◆ **AIM OF THE TASK**
Please set down all the lines beneath this one exactly, without the pictures.
========
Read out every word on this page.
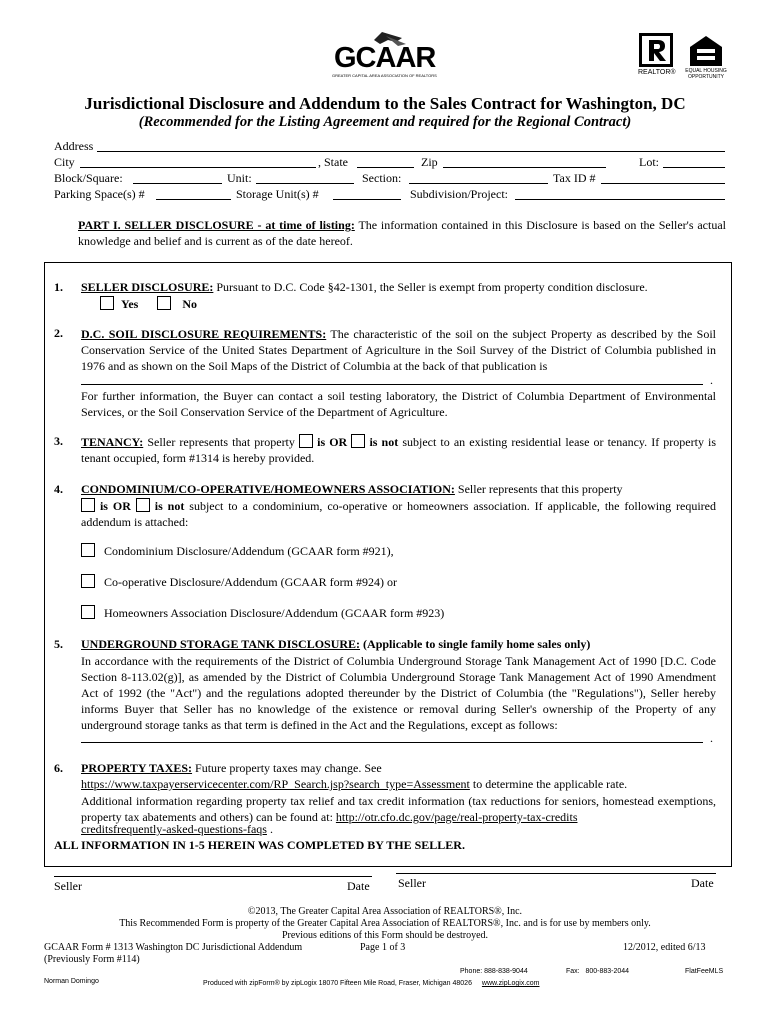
GCAAR
GREATER CAPITAL AREA ASSOCIATION OF REALTORS	REALTOR® EQUAL HOUSING OPPORTUNITY
Jurisdictional Disclosure and Addendum to the Sales Contract for Washington, DC
(Recommended for the Listing Agreement and required for the Regional Contract)
Address
City	, State	Zip	Lot:
Block/Square:	Unit:	Section:	Tax ID #
Parking Space(s) #	Storage Unit(s) #	Subdivision/Project:

PART I. SELLER DISCLOSURE - at time of listing: The information contained in this Disclosure is based on the Seller's actual knowledge and belief and is current as of the date hereof.

1. SELLER DISCLOSURE: Pursuant to D.C. Code §42-1301, the Seller is exempt from property condition disclosure.

Yes	No
2. D.C. SOIL DISCLOSURE REQUIREMENTS: The characteristic of the soil on the subject Property as described by the Soil Conservation Service of the United States Department of Agriculture in the Soil Survey of the District of Columbia published in 1976 and as shown on the Soil Maps of the District of Columbia at the back of that publication is

.

For further information, the Buyer can contact a soil testing laboratory, the District of Columbia Department of Environmental Services, or the Soil Conservation Service of the Department of Agriculture.

3. TENANCY: Seller represents that property is OR is not subject to an existing residential lease or tenancy. If property is tenant occupied, form #1314 is hereby provided.

4. CONDOMINIUM/CO-OPERATIVE/HOMEOWNERS ASSOCIATION: Seller represents that this property

is OR is not subject to a condominium, co-operative or homeowners association. If applicable, the following required addendum is attached:

Condominium Disclosure/Addendum (GCAAR form #921),
Co-operative Disclosure/Addendum (GCAAR form #924) or
Homeowners Association Disclosure/Addendum (GCAAR form #923)
5. UNDERGROUND STORAGE TANK DISCLOSURE: (Applicable to single family home sales only)

In accordance with the requirements of the District of Columbia Underground Storage Tank Management Act of 1990 [D.C. Code Section 8-113.02(g)], as amended by the District of Columbia Underground Storage Tank Management Act of 1990 Amendment Act of 1992 (the "Act") and the regulations adopted thereunder by the District of Columbia (the "Regulations"), Seller hereby informs Buyer that Seller has no knowledge of the existence or removal during Seller's ownership of the Property of any underground storage tanks as that term is defined in the Act and the Regulations, except as follows:

.
6. PROPERTY TAXES: Future property taxes may change. See

https://www.taxpayerservicecenter.com/RP_Search.jsp?search_type=Assessment to determine the applicable rate.

Additional information regarding property tax relief and tax credit information (tax reductions for seniors, homestead exemptions, property tax abatements and others) can be found at: http://otr.cfo.dc.gov/page/real-property-tax-credits

creditsfrequently-asked-questions-faqs .

ALL INFORMATION IN 1-5 HEREIN WAS COMPLETED BY THE SELLER.
Seller	Date Seller	Date
©2013, The Greater Capital Area Association of REALTORS®, Inc.
This Recommended Form is property of the Greater Capital Area Association of REALTORS®, Inc. and is for use by members only.
Previous editions of this Form should be destroyed.
GCAAR Form # 1313 Washington DC Jurisdictional Addendum
(Previously Form #114)
Page 1 of 3	12/2012, edited 6/13
Phone: 888-838-9044	Fax:   800-883-2044	FlatFeeMLS
Norman Domingo	Produced with zipForm® by zipLogix 18070 Fifteen Mile Road, Fraser, Michigan 48026 www.zipLogix.com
========
◆ **WRITTEN RESPONSE**
Read out every word on this page.
GCAAR
GREATER CAPITAL AREA ASSOCIATION OF REALTORS	REALTOR® EQUAL HOUSING OPPORTUNITY
Jurisdictional Disclosure and Addendum to the Sales Contract for Washington, DC
(Recommended for the Listing Agreement and required for the Regional Contract)
Address
City	, State	Zip	Lot:
Block/Square:	Unit:	Section:	Tax ID #
Parking Space(s) #	Storage Unit(s) #	Subdivision/Project:

PART I. SELLER DISCLOSURE - at time of listing: The information contained in this Disclosure is based on the Seller's actual knowledge and belief and is current as of the date hereof.

1. SELLER DISCLOSURE: Pursuant to D.C. Code §42-1301, the Seller is exempt from property condition disclosure.

Yes	No
2. D.C. SOIL DISCLOSURE REQUIREMENTS: The characteristic of the soil on the subject Property as described by the Soil Conservation Service of the United States Department of Agriculture in the Soil Survey of the District of Columbia published in 1976 and as shown on the Soil Maps of the District of Columbia at the back of that publication is

.

For further information, the Buyer can contact a soil testing laboratory, the District of Columbia Department of Environmental Services, or the Soil Conservation Service of the Department of Agriculture.

3. TENANCY: Seller represents that property is OR is not subject to an existing residential lease or tenancy. If property is tenant occupied, form #1314 is hereby provided.

4. CONDOMINIUM/CO-OPERATIVE/HOMEOWNERS ASSOCIATION: Seller represents that this property

is OR is not subject to a condominium, co-operative or homeowners association. If applicable, the following required addendum is attached:

Condominium Disclosure/Addendum (GCAAR form #921),
Co-operative Disclosure/Addendum (GCAAR form #924) or
Homeowners Association Disclosure/Addendum (GCAAR form #923)
5. UNDERGROUND STORAGE TANK DISCLOSURE: (Applicable to single family home sales only)

In accordance with the requirements of the District of Columbia Underground Storage Tank Management Act of 1990 [D.C. Code Section 8-113.02(g)], as amended by the District of Columbia Underground Storage Tank Management Act of 1990 Amendment Act of 1992 (the "Act") and the regulations adopted thereunder by the District of Columbia (the "Regulations"), Seller hereby informs Buyer that Seller has no knowledge of the existence or removal during Seller's ownership of the Property of any underground storage tanks as that term is defined in the Act and the Regulations, except as follows:

.
6. PROPERTY TAXES: Future property taxes may change. See

https://www.taxpayerservicecenter.com/RP_Search.jsp?search_type=Assessment to determine the applicable rate.

Additional information regarding property tax relief and tax credit information (tax reductions for seniors, homestead exemptions, property tax abatements and others) can be found at: http://otr.cfo.dc.gov/page/real-property-tax-credits

creditsfrequently-asked-questions-faqs .

ALL INFORMATION IN 1-5 HEREIN WAS COMPLETED BY THE SELLER.
Seller	Date Seller	Date
©2013, The Greater Capital Area Association of REALTORS®, Inc.
This Recommended Form is property of the Greater Capital Area Association of REALTORS®, Inc. and is for use by members only.
Previous editions of this Form should be destroyed.
GCAAR Form # 1313 Washington DC Jurisdictional Addendum
(Previously Form #114)
Page 1 of 3	12/2012, edited 6/13
Phone: 888-838-9044	Fax:   800-883-2044	FlatFeeMLS
Norman Domingo	Produced with zipForm® by zipLogix 18070 Fifteen Mile Road, Fraser, Michigan 48026 www.zipLogix.com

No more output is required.